>>>

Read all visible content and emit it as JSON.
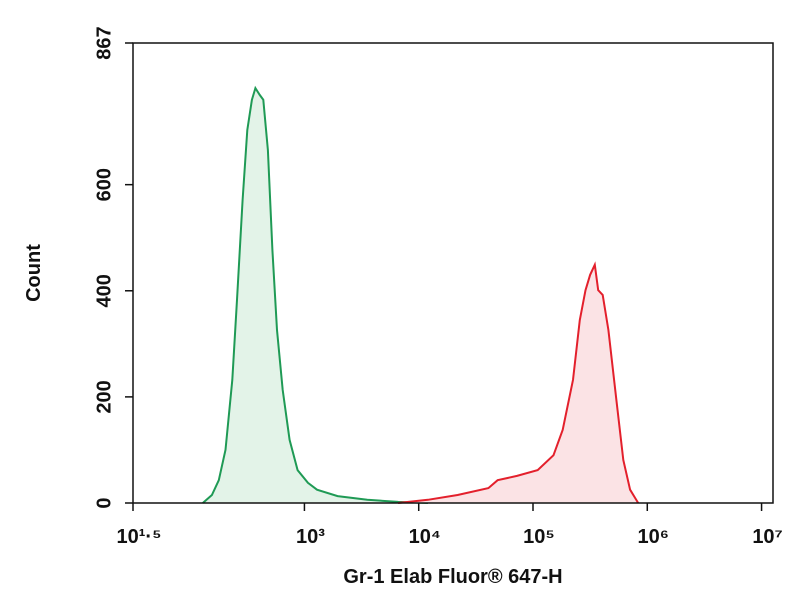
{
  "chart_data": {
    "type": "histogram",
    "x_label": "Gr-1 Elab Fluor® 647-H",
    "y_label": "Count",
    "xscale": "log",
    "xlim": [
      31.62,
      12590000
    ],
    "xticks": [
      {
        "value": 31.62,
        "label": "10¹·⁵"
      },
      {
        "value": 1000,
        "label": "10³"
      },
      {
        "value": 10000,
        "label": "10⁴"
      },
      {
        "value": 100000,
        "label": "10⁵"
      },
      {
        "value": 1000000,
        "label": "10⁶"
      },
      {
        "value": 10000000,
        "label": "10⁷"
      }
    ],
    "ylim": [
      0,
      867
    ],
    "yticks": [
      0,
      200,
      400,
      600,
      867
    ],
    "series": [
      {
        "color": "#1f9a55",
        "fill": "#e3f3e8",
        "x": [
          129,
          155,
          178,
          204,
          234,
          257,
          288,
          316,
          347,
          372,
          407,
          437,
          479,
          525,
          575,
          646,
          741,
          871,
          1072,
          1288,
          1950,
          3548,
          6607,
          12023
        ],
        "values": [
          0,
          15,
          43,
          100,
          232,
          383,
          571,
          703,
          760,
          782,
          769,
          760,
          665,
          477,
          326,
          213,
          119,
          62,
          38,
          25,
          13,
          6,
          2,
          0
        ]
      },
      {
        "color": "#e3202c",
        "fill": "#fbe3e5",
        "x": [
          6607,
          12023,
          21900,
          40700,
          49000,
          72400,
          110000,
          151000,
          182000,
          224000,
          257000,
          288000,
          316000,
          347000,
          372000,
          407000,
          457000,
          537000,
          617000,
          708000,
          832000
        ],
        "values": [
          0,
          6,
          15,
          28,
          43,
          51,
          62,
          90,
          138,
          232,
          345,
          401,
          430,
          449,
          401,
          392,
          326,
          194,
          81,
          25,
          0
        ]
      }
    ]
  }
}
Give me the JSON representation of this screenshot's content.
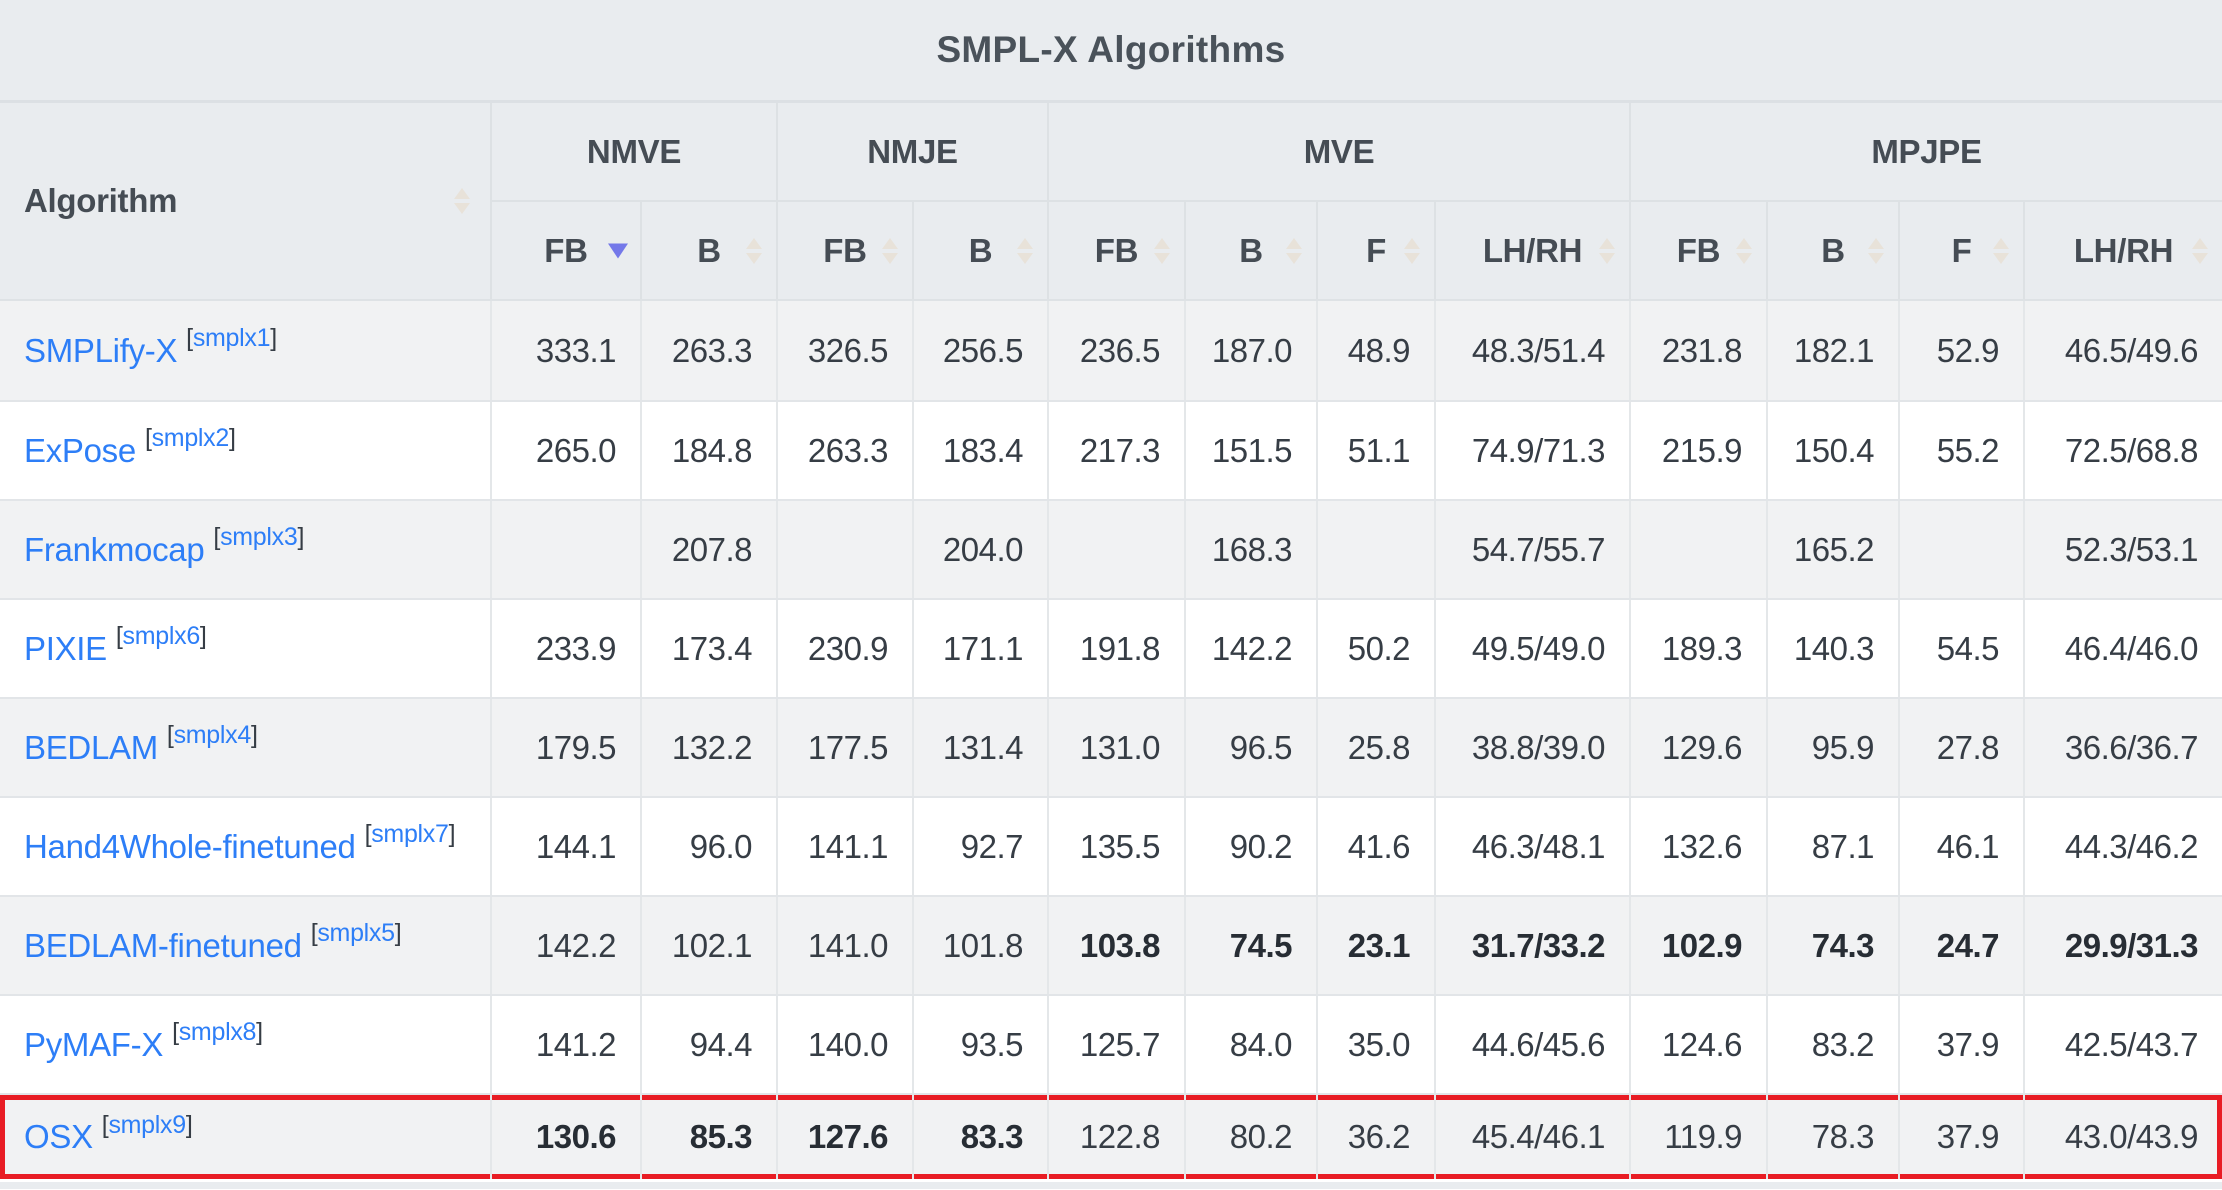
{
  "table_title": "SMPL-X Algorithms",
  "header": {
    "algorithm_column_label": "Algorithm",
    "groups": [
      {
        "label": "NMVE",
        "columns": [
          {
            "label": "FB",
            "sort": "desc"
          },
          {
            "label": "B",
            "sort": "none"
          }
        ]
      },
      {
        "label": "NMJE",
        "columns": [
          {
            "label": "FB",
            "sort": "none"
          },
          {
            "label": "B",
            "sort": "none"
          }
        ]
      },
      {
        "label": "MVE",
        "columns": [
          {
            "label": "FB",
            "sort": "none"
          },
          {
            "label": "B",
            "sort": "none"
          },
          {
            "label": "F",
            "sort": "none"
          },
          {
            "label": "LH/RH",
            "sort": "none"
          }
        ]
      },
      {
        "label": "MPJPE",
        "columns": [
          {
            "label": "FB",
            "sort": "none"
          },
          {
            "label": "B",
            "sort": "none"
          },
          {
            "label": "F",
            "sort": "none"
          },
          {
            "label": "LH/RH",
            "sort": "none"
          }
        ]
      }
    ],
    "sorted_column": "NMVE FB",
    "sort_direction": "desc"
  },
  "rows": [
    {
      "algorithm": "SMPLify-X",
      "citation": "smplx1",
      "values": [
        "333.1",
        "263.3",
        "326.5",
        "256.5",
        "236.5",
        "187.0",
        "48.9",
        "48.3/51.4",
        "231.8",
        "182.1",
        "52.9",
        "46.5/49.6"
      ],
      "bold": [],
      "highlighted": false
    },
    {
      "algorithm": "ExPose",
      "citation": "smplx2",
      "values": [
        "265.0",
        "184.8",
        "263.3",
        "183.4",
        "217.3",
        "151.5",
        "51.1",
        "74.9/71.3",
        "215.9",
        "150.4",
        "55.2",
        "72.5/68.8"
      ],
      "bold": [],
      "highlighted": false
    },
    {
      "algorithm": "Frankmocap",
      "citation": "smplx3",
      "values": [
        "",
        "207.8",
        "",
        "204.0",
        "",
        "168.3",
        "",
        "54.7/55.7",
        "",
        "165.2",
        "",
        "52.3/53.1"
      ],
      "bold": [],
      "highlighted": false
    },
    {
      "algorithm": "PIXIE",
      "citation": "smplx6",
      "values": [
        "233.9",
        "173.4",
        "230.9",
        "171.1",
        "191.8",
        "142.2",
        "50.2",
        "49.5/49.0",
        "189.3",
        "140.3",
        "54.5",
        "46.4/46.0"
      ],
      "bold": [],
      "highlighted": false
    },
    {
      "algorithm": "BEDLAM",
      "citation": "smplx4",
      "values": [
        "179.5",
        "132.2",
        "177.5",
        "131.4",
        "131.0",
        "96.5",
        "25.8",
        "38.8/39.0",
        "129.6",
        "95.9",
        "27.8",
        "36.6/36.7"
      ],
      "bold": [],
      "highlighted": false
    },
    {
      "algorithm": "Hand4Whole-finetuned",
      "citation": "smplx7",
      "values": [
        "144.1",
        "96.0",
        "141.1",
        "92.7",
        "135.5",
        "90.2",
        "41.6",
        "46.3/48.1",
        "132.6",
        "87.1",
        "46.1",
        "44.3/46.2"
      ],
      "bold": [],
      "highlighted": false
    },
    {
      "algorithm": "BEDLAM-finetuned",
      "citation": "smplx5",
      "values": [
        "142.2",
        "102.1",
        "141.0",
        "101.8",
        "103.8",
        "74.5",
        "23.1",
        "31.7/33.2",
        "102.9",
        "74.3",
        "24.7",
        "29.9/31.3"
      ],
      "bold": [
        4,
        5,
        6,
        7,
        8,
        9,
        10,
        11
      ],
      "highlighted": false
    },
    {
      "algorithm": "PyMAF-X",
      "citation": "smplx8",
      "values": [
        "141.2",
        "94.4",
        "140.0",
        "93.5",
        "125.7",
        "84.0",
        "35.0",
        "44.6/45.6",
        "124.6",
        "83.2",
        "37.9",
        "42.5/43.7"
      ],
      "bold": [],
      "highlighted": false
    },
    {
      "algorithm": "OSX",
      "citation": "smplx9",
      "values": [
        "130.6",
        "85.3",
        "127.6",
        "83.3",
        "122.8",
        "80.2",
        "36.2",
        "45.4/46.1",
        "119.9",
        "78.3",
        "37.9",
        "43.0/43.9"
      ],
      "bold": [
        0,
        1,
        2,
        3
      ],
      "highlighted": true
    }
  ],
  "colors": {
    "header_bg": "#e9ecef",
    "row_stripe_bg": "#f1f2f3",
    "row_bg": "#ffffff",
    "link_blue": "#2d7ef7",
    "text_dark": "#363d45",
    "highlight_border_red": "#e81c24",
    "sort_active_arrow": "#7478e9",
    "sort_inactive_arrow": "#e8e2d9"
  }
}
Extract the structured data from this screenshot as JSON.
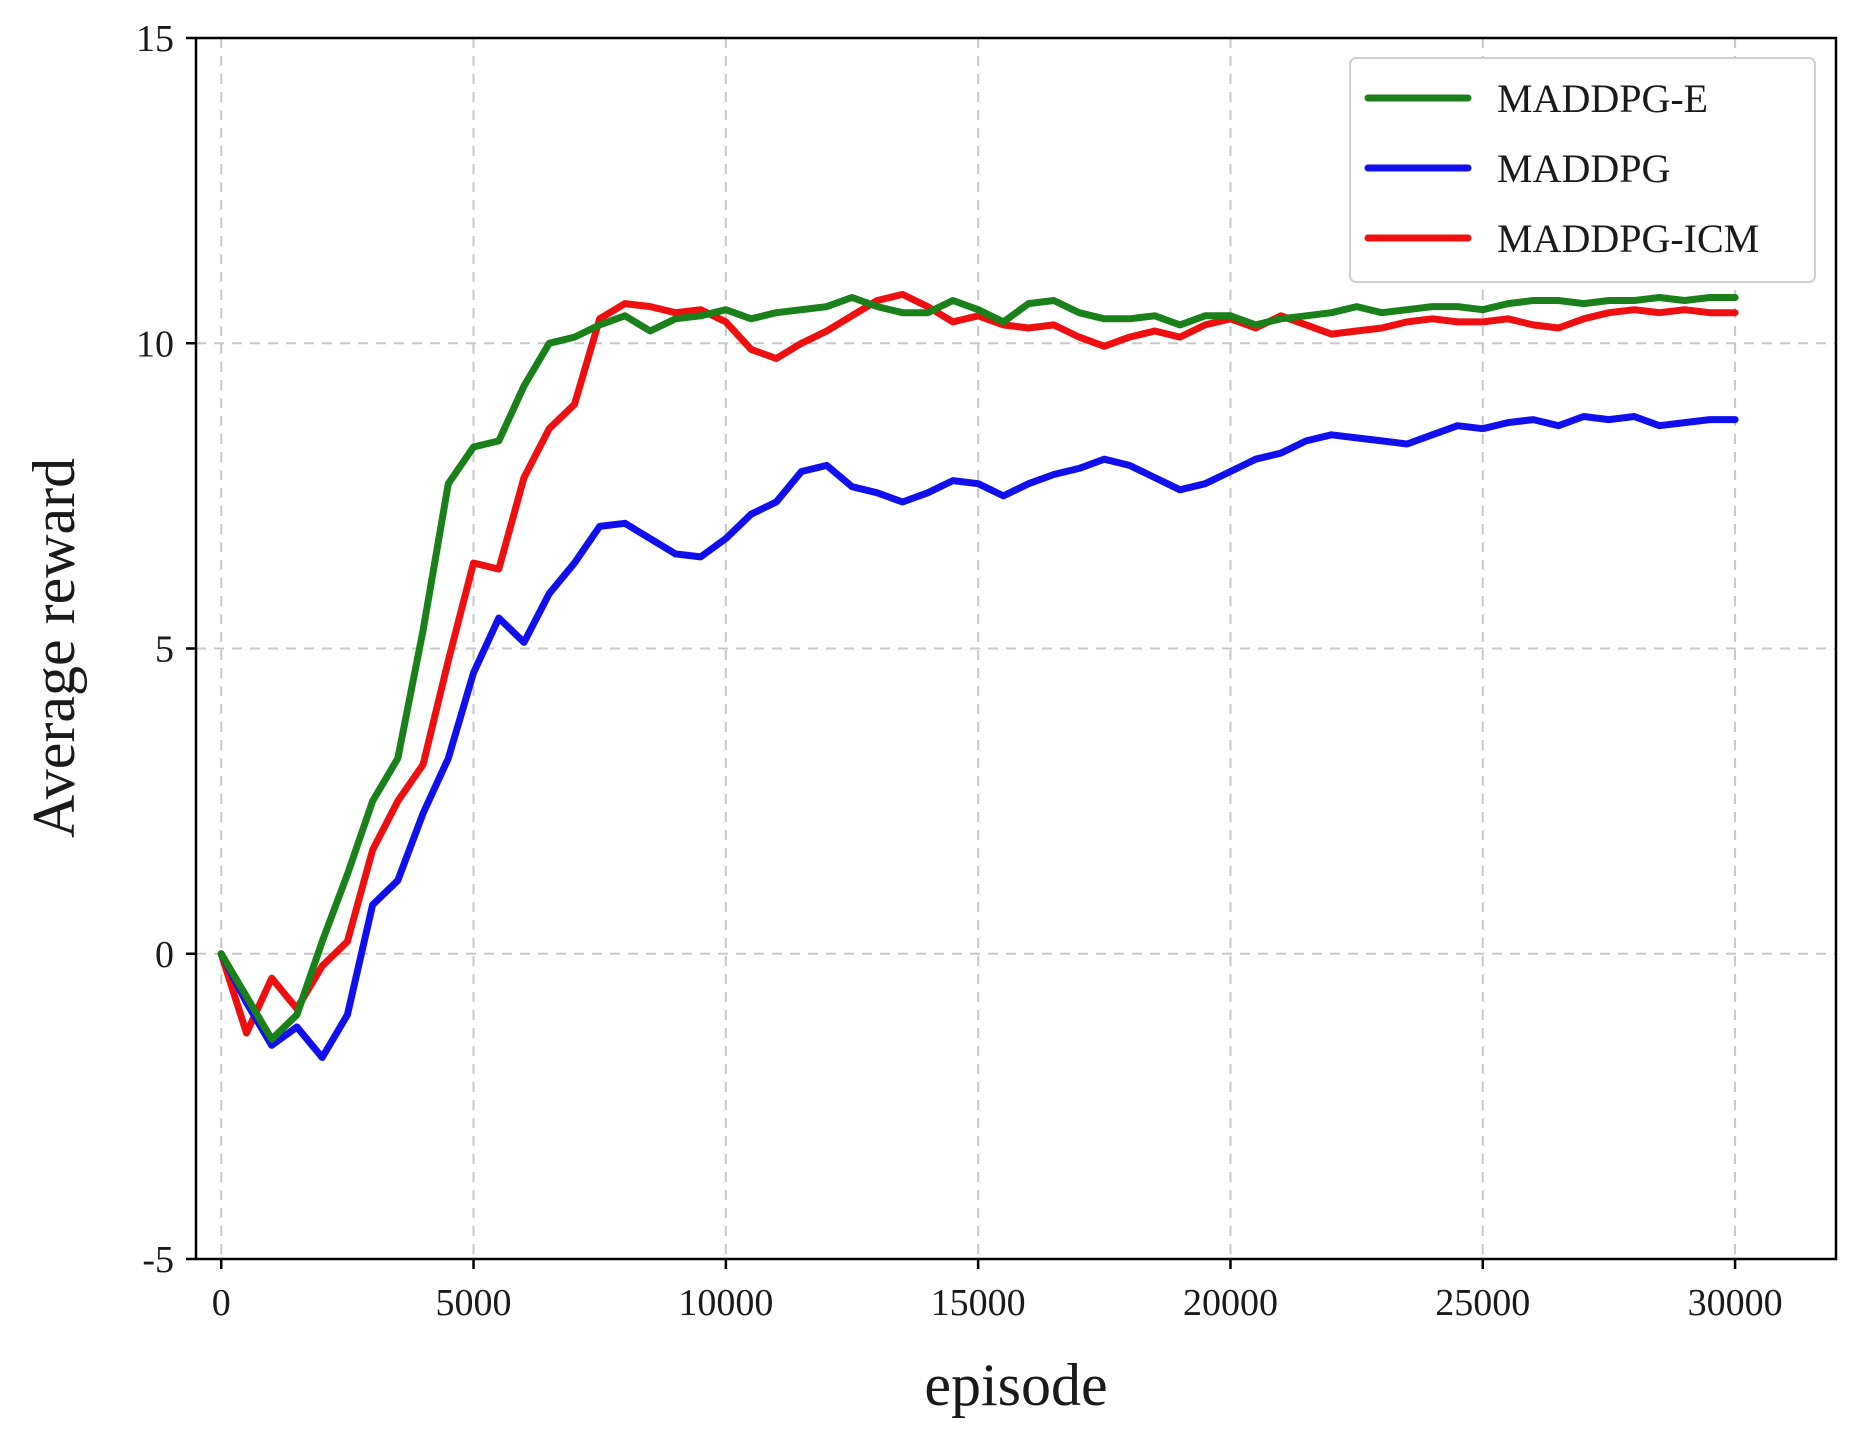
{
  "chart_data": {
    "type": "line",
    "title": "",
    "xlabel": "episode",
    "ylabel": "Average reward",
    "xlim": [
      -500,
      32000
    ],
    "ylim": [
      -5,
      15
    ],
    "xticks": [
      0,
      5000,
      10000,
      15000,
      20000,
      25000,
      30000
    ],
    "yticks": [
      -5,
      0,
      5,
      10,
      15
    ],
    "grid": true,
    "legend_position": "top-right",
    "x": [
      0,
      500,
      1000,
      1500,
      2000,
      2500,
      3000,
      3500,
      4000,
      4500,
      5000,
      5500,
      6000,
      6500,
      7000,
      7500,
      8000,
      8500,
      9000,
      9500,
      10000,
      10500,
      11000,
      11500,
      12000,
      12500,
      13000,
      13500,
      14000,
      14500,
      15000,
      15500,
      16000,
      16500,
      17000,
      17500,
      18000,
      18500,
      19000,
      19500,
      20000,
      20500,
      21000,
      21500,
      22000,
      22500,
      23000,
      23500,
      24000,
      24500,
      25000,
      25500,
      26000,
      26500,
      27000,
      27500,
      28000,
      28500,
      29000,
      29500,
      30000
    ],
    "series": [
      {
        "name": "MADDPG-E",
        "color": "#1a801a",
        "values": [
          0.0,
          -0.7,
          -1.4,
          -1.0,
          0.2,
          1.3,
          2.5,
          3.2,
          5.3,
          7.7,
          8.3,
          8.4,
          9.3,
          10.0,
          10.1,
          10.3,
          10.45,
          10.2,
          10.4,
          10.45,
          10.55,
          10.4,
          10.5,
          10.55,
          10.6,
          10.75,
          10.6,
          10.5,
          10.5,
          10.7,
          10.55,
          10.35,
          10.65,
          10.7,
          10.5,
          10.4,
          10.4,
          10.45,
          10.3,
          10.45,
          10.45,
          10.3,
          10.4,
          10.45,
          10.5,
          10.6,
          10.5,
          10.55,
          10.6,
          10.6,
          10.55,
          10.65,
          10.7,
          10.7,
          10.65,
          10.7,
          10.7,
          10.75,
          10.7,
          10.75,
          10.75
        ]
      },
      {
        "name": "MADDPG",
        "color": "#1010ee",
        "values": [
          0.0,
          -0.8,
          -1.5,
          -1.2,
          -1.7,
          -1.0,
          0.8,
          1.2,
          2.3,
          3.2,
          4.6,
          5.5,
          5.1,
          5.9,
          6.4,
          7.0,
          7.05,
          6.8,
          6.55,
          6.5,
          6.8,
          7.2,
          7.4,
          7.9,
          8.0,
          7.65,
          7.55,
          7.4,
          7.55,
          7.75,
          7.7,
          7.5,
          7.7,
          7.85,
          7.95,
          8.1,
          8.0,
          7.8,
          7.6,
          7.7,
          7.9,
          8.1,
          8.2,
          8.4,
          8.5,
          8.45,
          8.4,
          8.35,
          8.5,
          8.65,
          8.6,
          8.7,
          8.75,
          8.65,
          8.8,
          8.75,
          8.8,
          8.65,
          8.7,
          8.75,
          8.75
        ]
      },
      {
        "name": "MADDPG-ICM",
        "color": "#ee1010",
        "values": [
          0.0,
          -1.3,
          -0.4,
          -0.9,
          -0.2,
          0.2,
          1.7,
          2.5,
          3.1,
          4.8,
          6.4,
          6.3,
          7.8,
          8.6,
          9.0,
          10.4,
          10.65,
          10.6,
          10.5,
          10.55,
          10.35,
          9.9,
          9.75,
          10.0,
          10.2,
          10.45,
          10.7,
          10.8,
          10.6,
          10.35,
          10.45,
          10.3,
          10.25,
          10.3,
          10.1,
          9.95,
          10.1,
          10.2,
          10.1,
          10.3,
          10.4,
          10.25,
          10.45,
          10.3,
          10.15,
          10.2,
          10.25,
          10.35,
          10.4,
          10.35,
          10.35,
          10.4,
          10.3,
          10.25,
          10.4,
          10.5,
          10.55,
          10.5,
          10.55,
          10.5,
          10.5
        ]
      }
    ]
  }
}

<<<

WHAT THIS TASK INVOLVES.
Select and copy every line of the material that holds the string "screenshot".

RESPONSE TO THE EXERCISE.
Give me the JSON representation of this screenshot's content.
Extract the structured data from this screenshot as JSON.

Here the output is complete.